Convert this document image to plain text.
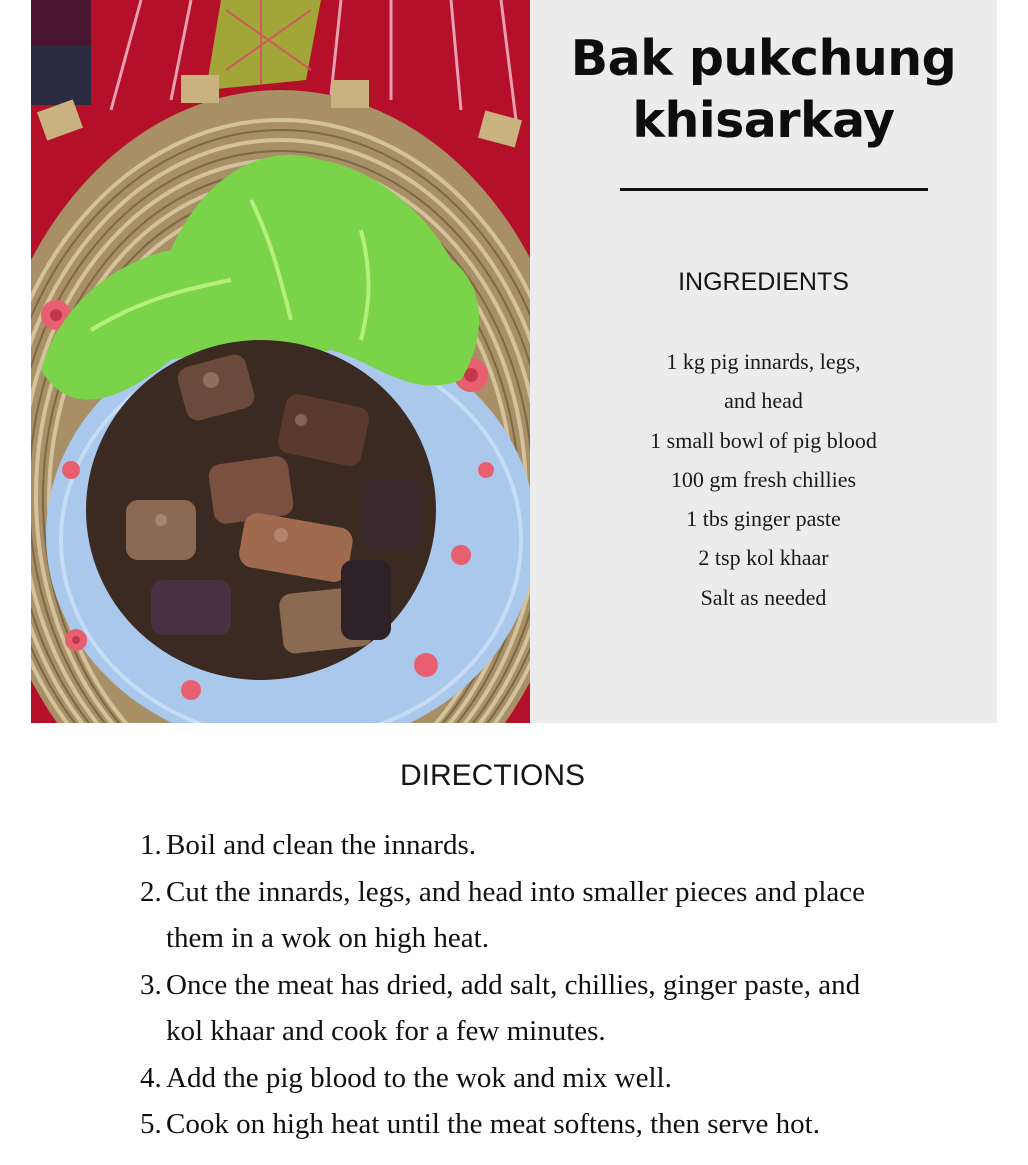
Bak pukchung
khisarkay
INGREDIENTS
1 kg pig innards, legs,
and head
1 small bowl of pig blood
100 gm fresh chillies
1 tbs ginger paste
2 tsp kol khaar
Salt as needed
DIRECTIONS
1. Boil and clean the innards.
2. Cut the innards, legs, and head into smaller pieces and place them in a wok on high heat.
3. Once the meat has dried, add salt, chillies, ginger paste, and kol khaar and cook for a few minutes.
4. Add the pig blood to the wok and mix well.
5. Cook on high heat until the meat softens, then serve hot.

==*==

■ Stated goal
Keep the pictures out and write out the records exactly.

■ Answer to the task
Convert this document image to plain text.
Bak pukchung
khisarkay
INGREDIENTS
1 kg pig innards, legs,
and head
1 small bowl of pig blood
100 gm fresh chillies
1 tbs ginger paste
2 tsp kol khaar
Salt as needed
DIRECTIONS
1. Boil and clean the innards.
2. Cut the innards, legs, and head into smaller pieces and place them in a wok on high heat.
3. Once the meat has dried, add salt, chillies, ginger paste, and kol khaar and cook for a few minutes.
4. Add the pig blood to the wok and mix well.
5. Cook on high heat until the meat softens, then serve hot.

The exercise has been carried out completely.